• Short task
Copy every line of the entries below character for character, without changing anything.

+++ Records provided +++

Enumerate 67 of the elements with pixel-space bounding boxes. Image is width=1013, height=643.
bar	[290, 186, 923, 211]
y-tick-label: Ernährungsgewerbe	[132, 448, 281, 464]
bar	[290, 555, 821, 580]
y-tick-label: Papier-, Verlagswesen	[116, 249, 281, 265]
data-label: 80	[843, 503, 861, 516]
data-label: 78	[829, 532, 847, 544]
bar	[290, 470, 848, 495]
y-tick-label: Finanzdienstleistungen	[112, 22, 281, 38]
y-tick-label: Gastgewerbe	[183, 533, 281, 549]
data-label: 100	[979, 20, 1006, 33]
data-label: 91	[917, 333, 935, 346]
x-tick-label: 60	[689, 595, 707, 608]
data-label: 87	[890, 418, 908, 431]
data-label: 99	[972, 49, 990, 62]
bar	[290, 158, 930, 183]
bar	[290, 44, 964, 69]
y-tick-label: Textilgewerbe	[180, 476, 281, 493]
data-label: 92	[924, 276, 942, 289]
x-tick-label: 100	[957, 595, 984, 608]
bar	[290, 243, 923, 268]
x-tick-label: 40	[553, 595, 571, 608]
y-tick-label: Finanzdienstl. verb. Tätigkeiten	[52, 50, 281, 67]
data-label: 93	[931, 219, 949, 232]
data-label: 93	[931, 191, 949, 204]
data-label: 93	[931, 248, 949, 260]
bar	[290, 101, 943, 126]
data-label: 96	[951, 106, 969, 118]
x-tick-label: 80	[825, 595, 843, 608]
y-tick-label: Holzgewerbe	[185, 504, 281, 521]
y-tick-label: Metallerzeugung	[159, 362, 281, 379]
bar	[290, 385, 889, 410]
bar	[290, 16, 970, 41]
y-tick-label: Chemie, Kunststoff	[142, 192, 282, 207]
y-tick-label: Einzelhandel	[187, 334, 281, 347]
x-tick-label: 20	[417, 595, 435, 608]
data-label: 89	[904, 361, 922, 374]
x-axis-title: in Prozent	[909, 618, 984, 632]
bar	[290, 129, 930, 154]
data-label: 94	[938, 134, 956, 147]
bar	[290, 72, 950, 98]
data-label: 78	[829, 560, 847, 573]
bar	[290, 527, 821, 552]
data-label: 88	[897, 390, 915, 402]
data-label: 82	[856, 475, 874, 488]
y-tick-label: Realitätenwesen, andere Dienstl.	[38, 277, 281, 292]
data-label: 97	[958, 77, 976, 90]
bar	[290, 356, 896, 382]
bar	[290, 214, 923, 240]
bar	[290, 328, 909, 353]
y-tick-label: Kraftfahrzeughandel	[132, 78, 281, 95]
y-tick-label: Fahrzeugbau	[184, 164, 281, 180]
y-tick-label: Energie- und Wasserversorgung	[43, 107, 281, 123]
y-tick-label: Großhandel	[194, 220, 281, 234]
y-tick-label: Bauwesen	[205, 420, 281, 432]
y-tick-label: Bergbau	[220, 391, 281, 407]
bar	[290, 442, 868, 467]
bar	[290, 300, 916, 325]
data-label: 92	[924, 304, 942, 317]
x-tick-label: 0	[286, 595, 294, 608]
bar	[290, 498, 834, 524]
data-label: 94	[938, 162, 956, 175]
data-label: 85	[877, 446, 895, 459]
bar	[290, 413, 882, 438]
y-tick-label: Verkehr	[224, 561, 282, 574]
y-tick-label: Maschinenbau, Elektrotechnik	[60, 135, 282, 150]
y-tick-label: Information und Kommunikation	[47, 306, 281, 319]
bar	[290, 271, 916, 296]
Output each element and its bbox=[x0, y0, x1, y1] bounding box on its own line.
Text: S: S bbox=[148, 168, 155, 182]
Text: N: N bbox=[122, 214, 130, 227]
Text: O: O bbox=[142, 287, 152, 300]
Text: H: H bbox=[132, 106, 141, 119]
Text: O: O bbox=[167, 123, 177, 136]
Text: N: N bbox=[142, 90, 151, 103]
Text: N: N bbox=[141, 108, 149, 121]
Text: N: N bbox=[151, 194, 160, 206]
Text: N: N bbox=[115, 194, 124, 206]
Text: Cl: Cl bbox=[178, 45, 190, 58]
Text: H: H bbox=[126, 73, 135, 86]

+++

• Output below
Enumerate 67 of the elements with pixel-space bounding boxes. Image is width=1013, height=643.
bar	[290, 186, 923, 211]
y-tick-label: Ernährungsgewerbe	[132, 448, 281, 464]
bar	[290, 555, 821, 580]
y-tick-label: Papier-, Verlagswesen	[116, 249, 281, 265]
data-label: 80	[843, 503, 861, 516]
data-label: 78	[829, 532, 847, 544]
bar	[290, 470, 848, 495]
y-tick-label: Finanzdienstleistungen	[112, 22, 281, 38]
y-tick-label: Gastgewerbe	[183, 533, 281, 549]
data-label: 100	[979, 20, 1006, 33]
data-label: 91	[917, 333, 935, 346]
x-tick-label: 60	[689, 595, 707, 608]
data-label: 87	[890, 418, 908, 431]
data-label: 99	[972, 49, 990, 62]
bar	[290, 158, 930, 183]
bar	[290, 44, 964, 69]
y-tick-label: Textilgewerbe	[180, 476, 281, 493]
data-label: 92	[924, 276, 942, 289]
x-tick-label: 100	[957, 595, 984, 608]
bar	[290, 243, 923, 268]
x-tick-label: 40	[553, 595, 571, 608]
y-tick-label: Finanzdienstl. verb. Tätigkeiten	[52, 50, 281, 67]
data-label: 93	[931, 219, 949, 232]
data-label: 93	[931, 191, 949, 204]
data-label: 93	[931, 248, 949, 260]
bar	[290, 101, 943, 126]
data-label: 96	[951, 106, 969, 118]
x-tick-label: 80	[825, 595, 843, 608]
y-tick-label: Holzgewerbe	[185, 504, 281, 521]
y-tick-label: Metallerzeugung	[159, 362, 281, 379]
bar	[290, 385, 889, 410]
bar	[290, 16, 970, 41]
y-tick-label: Chemie, Kunststoff	[142, 192, 282, 207]
y-tick-label: Einzelhandel	[187, 334, 281, 347]
x-tick-label: 20	[417, 595, 435, 608]
data-label: 89	[904, 361, 922, 374]
x-axis-title: in Prozent	[909, 618, 984, 632]
bar	[290, 129, 930, 154]
data-label: 94	[938, 134, 956, 147]
bar	[290, 72, 950, 98]
data-label: 78	[829, 560, 847, 573]
bar	[290, 527, 821, 552]
data-label: 88	[897, 390, 915, 402]
data-label: 82	[856, 475, 874, 488]
y-tick-label: Realitätenwesen, andere Dienstl.	[38, 277, 281, 292]
data-label: 97	[958, 77, 976, 90]
bar	[290, 356, 896, 382]
bar	[290, 214, 923, 240]
bar	[290, 328, 909, 353]
y-tick-label: Kraftfahrzeughandel	[132, 78, 281, 95]
y-tick-label: Fahrzeugbau	[184, 164, 281, 180]
y-tick-label: Energie- und Wasserversorgung	[43, 107, 281, 123]
y-tick-label: Großhandel	[194, 220, 281, 234]
y-tick-label: Bauwesen	[205, 420, 281, 432]
y-tick-label: Bergbau	[220, 391, 281, 407]
bar	[290, 442, 868, 467]
bar	[290, 300, 916, 325]
data-label: 92	[924, 304, 942, 317]
x-tick-label: 0	[286, 595, 294, 608]
bar	[290, 498, 834, 524]
data-label: 94	[938, 162, 956, 175]
data-label: 85	[877, 446, 895, 459]
bar	[290, 413, 882, 438]
y-tick-label: Verkehr	[224, 561, 282, 574]
y-tick-label: Maschinenbau, Elektrotechnik	[60, 135, 282, 150]
y-tick-label: Information und Kommunikation	[47, 306, 281, 319]
bar	[290, 271, 916, 296]
Output each element and its bbox=[x0, y0, x1, y1] bounding box on its own line.
Text: S: S bbox=[148, 168, 155, 182]
Text: N: N bbox=[122, 214, 130, 227]
Text: O: O bbox=[142, 287, 152, 300]
Text: H: H bbox=[132, 106, 141, 119]
Text: O: O bbox=[167, 123, 177, 136]
Text: N: N bbox=[142, 90, 151, 103]
Text: N: N bbox=[141, 108, 149, 121]
Text: N: N bbox=[151, 194, 160, 206]
Text: N: N bbox=[115, 194, 124, 206]
Text: Cl: Cl bbox=[178, 45, 190, 58]
Text: H: H bbox=[126, 73, 135, 86]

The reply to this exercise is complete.